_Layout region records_
'''

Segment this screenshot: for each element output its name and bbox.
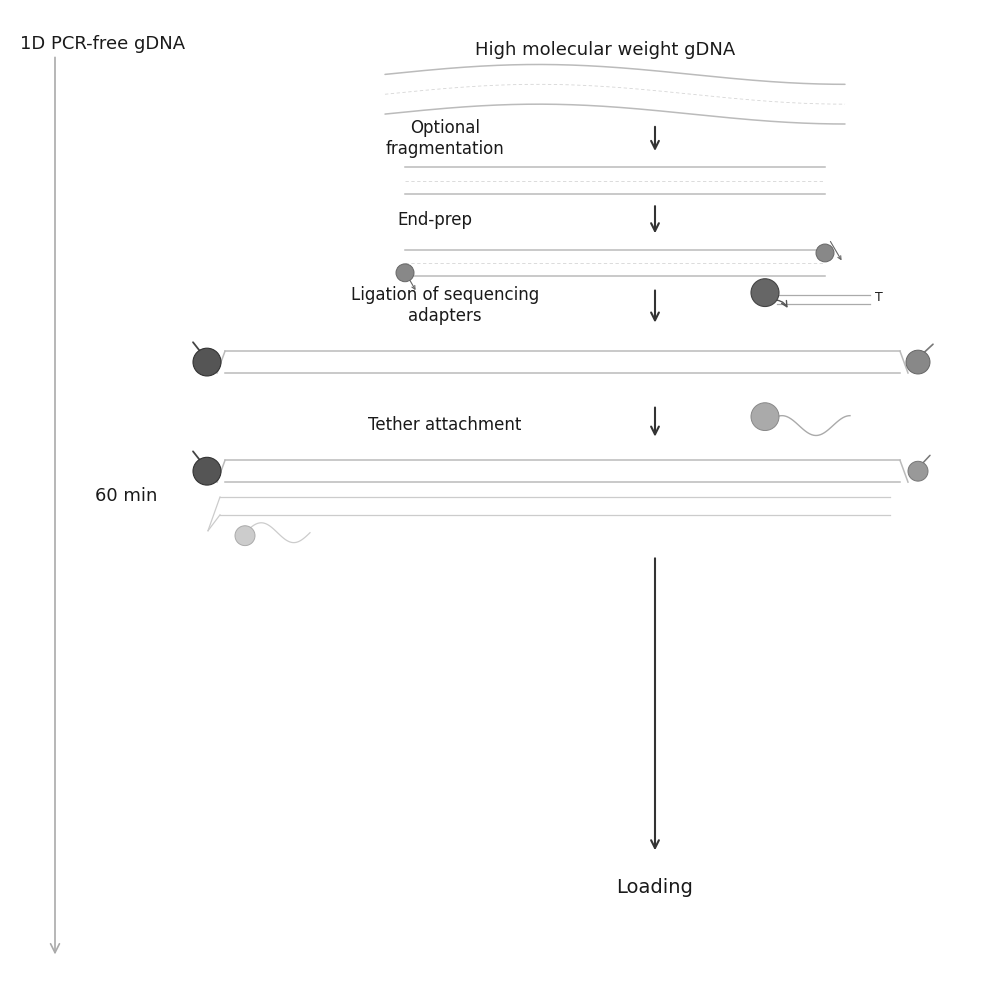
Text: 60 min: 60 min xyxy=(95,487,157,505)
Circle shape xyxy=(751,403,779,431)
Circle shape xyxy=(396,264,414,282)
Circle shape xyxy=(908,461,928,481)
Circle shape xyxy=(906,350,930,374)
Text: Tether attachment: Tether attachment xyxy=(368,416,522,434)
Text: High molecular weight gDNA: High molecular weight gDNA xyxy=(475,41,735,59)
Circle shape xyxy=(816,244,834,262)
Circle shape xyxy=(751,279,779,307)
Text: T: T xyxy=(875,291,883,305)
Text: End-prep: End-prep xyxy=(398,211,473,229)
Text: Optional
fragmentation: Optional fragmentation xyxy=(386,119,504,159)
Circle shape xyxy=(193,348,221,376)
Circle shape xyxy=(235,526,255,546)
Text: 1D PCR-free gDNA: 1D PCR-free gDNA xyxy=(20,35,185,53)
Text: Ligation of sequencing
adapters: Ligation of sequencing adapters xyxy=(351,286,539,325)
Circle shape xyxy=(193,457,221,485)
Text: Loading: Loading xyxy=(617,878,693,898)
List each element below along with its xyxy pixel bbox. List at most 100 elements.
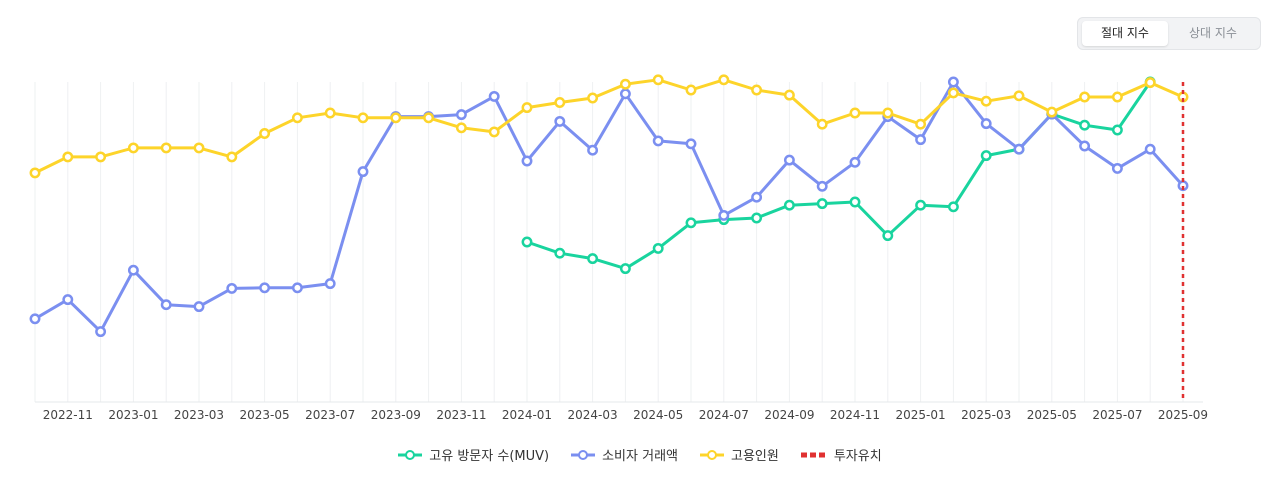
data-point-consumer-2022-10[interactable] bbox=[29, 313, 41, 325]
data-point-employment-2025-05[interactable] bbox=[1046, 106, 1058, 118]
data-point-consumer-2025-07[interactable] bbox=[1111, 162, 1123, 174]
x-tick-label: 2024-03 bbox=[568, 408, 618, 422]
data-point-muv-2024-10[interactable] bbox=[816, 198, 828, 210]
x-tick-label: 2022-11 bbox=[43, 408, 93, 422]
data-point-muv-2025-07[interactable] bbox=[1111, 124, 1123, 136]
data-point-consumer-2024-02[interactable] bbox=[554, 115, 566, 127]
data-point-consumer-2023-04[interactable] bbox=[226, 282, 238, 294]
data-point-employment-2022-11[interactable] bbox=[62, 151, 74, 163]
data-point-employment-2024-04[interactable] bbox=[619, 78, 631, 90]
data-point-employment-2024-02[interactable] bbox=[554, 97, 566, 108]
data-point-employment-2022-12[interactable] bbox=[95, 151, 107, 163]
data-point-employment-2023-07[interactable] bbox=[324, 107, 336, 119]
data-point-employment-2023-02[interactable] bbox=[160, 142, 172, 154]
x-tick-label: 2023-05 bbox=[240, 408, 290, 422]
data-point-employment-2025-01[interactable] bbox=[915, 118, 927, 130]
data-point-consumer-2023-12[interactable] bbox=[488, 90, 500, 102]
grid-lines bbox=[34, 82, 1184, 402]
index-mode-toggle: 절대 지수 상대 지수 bbox=[1077, 17, 1261, 50]
data-point-consumer-2024-01[interactable] bbox=[521, 155, 533, 167]
data-point-employment-2025-06[interactable] bbox=[1079, 91, 1091, 103]
data-point-muv-2024-03[interactable] bbox=[587, 253, 599, 265]
data-point-muv-2024-04[interactable] bbox=[619, 263, 631, 275]
data-point-employment-2024-12[interactable] bbox=[882, 107, 894, 119]
data-point-consumer-2024-06[interactable] bbox=[685, 138, 697, 150]
data-point-consumer-2025-02[interactable] bbox=[947, 76, 959, 88]
data-point-employment-2023-08[interactable] bbox=[357, 112, 369, 124]
data-point-consumer-2024-05[interactable] bbox=[652, 135, 664, 147]
data-point-employment-2023-12[interactable] bbox=[488, 126, 500, 138]
data-point-consumer-2024-04[interactable] bbox=[619, 88, 631, 100]
legend-item-consumer[interactable]: 소비자 거래액 bbox=[571, 445, 678, 464]
data-point-consumer-2024-11[interactable] bbox=[849, 156, 861, 168]
series-line-consumer bbox=[33, 80, 1185, 334]
data-point-employment-2023-11[interactable] bbox=[455, 122, 467, 134]
data-point-consumer-2025-06[interactable] bbox=[1079, 140, 1091, 152]
data-point-muv-2024-01[interactable] bbox=[521, 236, 533, 248]
data-point-consumer-2025-04[interactable] bbox=[1013, 143, 1025, 155]
data-point-muv-2025-01[interactable] bbox=[915, 199, 927, 211]
data-point-consumer-2023-06[interactable] bbox=[291, 282, 303, 294]
data-point-employment-2024-10[interactable] bbox=[816, 118, 828, 130]
data-point-consumer-2024-03[interactable] bbox=[587, 144, 599, 156]
data-point-consumer-2023-05[interactable] bbox=[259, 282, 271, 294]
data-point-employment-2024-01[interactable] bbox=[521, 102, 533, 114]
data-point-employment-2023-10[interactable] bbox=[423, 112, 435, 124]
data-point-consumer-2025-08[interactable] bbox=[1144, 143, 1156, 155]
legend-item-investment[interactable]: 투자유치 bbox=[800, 445, 882, 464]
data-point-employment-2023-06[interactable] bbox=[291, 112, 303, 124]
data-point-muv-2024-02[interactable] bbox=[554, 247, 566, 259]
x-tick-label: 2025-01 bbox=[896, 408, 946, 422]
data-point-muv-2025-02[interactable] bbox=[947, 201, 959, 213]
data-point-consumer-2022-12[interactable] bbox=[95, 326, 107, 338]
data-point-employment-2023-05[interactable] bbox=[259, 128, 271, 139]
data-point-consumer-2022-11[interactable] bbox=[62, 294, 74, 306]
data-point-muv-2024-09[interactable] bbox=[783, 199, 795, 211]
data-point-employment-2022-10[interactable] bbox=[29, 167, 41, 179]
data-point-muv-2024-12[interactable] bbox=[882, 230, 894, 242]
data-point-employment-2024-09[interactable] bbox=[783, 89, 795, 101]
legend-label-investment: 투자유치 bbox=[833, 449, 882, 464]
legend-item-employment[interactable]: 고용인원 bbox=[700, 445, 779, 464]
data-point-employment-2025-04[interactable] bbox=[1013, 90, 1025, 102]
data-point-consumer-2025-01[interactable] bbox=[915, 134, 927, 146]
data-point-muv-2024-11[interactable] bbox=[849, 196, 861, 208]
legend-swatch-employment bbox=[700, 449, 724, 460]
data-point-consumer-2023-08[interactable] bbox=[357, 166, 369, 178]
data-point-muv-2025-03[interactable] bbox=[980, 150, 992, 162]
data-point-consumer-2023-01[interactable] bbox=[127, 264, 139, 276]
data-point-employment-2024-03[interactable] bbox=[587, 92, 599, 104]
data-point-consumer-2025-03[interactable] bbox=[980, 118, 992, 130]
data-point-employment-2024-11[interactable] bbox=[849, 107, 861, 119]
data-point-muv-2024-06[interactable] bbox=[685, 217, 697, 229]
data-point-employment-2024-07[interactable] bbox=[718, 74, 730, 86]
data-point-employment-2023-03[interactable] bbox=[193, 142, 205, 154]
x-axis: 2022-11 2023-01 2023-03 2023-05 2023-07 2023-… bbox=[35, 401, 1208, 422]
data-point-consumer-2024-09[interactable] bbox=[783, 154, 795, 166]
data-point-employment-2023-01[interactable] bbox=[127, 142, 139, 154]
data-point-consumer-2023-02[interactable] bbox=[160, 299, 172, 311]
data-point-consumer-2023-11[interactable] bbox=[455, 109, 467, 121]
data-point-employment-2025-02[interactable] bbox=[947, 87, 959, 99]
data-point-employment-2024-05[interactable] bbox=[652, 74, 664, 86]
data-point-consumer-2023-03[interactable] bbox=[193, 301, 205, 313]
x-tick-label: 2023-03 bbox=[174, 408, 224, 422]
data-point-employment-2025-07[interactable] bbox=[1111, 91, 1123, 103]
data-point-consumer-2024-10[interactable] bbox=[816, 180, 828, 192]
data-point-employment-2025-03[interactable] bbox=[980, 95, 992, 107]
data-point-muv-2024-08[interactable] bbox=[751, 212, 763, 224]
data-point-consumer-2024-08[interactable] bbox=[751, 191, 763, 203]
legend-swatch-muv bbox=[398, 449, 423, 460]
legend-item-muv[interactable]: 고유 방문자 수(MUV) bbox=[398, 445, 549, 464]
data-point-employment-2023-04[interactable] bbox=[226, 151, 238, 163]
data-point-employment-2024-06[interactable] bbox=[685, 84, 697, 96]
data-point-muv-2024-05[interactable] bbox=[652, 242, 664, 254]
data-point-consumer-2023-07[interactable] bbox=[324, 278, 336, 290]
data-point-consumer-2024-07[interactable] bbox=[718, 209, 730, 221]
relative-index-button[interactable]: 상대 지수 bbox=[1189, 26, 1237, 40]
data-point-muv-2025-06[interactable] bbox=[1079, 119, 1091, 131]
data-point-employment-2025-08[interactable] bbox=[1144, 77, 1156, 89]
data-point-employment-2024-08[interactable] bbox=[751, 84, 763, 96]
absolute-index-button[interactable]: 절대 지수 bbox=[1082, 21, 1168, 46]
data-point-employment-2023-09[interactable] bbox=[390, 112, 402, 124]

'''

_Objective_
Echo everything from the start of the listing down to the line containing "List each element", both ends included. Leave the pictures out.

_Task output_
Segment this screenshot: for each element output its name and bbox.
Text: 60 min: 60 min xyxy=(95,487,157,505)
Circle shape xyxy=(751,403,779,431)
Circle shape xyxy=(396,264,414,282)
Circle shape xyxy=(908,461,928,481)
Circle shape xyxy=(906,350,930,374)
Text: Tether attachment: Tether attachment xyxy=(368,416,522,434)
Text: High molecular weight gDNA: High molecular weight gDNA xyxy=(475,41,735,59)
Circle shape xyxy=(816,244,834,262)
Circle shape xyxy=(751,279,779,307)
Text: T: T xyxy=(875,291,883,305)
Text: End-prep: End-prep xyxy=(398,211,473,229)
Text: Optional
fragmentation: Optional fragmentation xyxy=(386,119,504,159)
Circle shape xyxy=(193,348,221,376)
Circle shape xyxy=(235,526,255,546)
Text: 1D PCR-free gDNA: 1D PCR-free gDNA xyxy=(20,35,185,53)
Text: Ligation of sequencing
adapters: Ligation of sequencing adapters xyxy=(351,286,539,325)
Circle shape xyxy=(193,457,221,485)
Text: Loading: Loading xyxy=(617,878,693,898)
List each element below along with its xyxy pixel bbox. List at most 100 elements.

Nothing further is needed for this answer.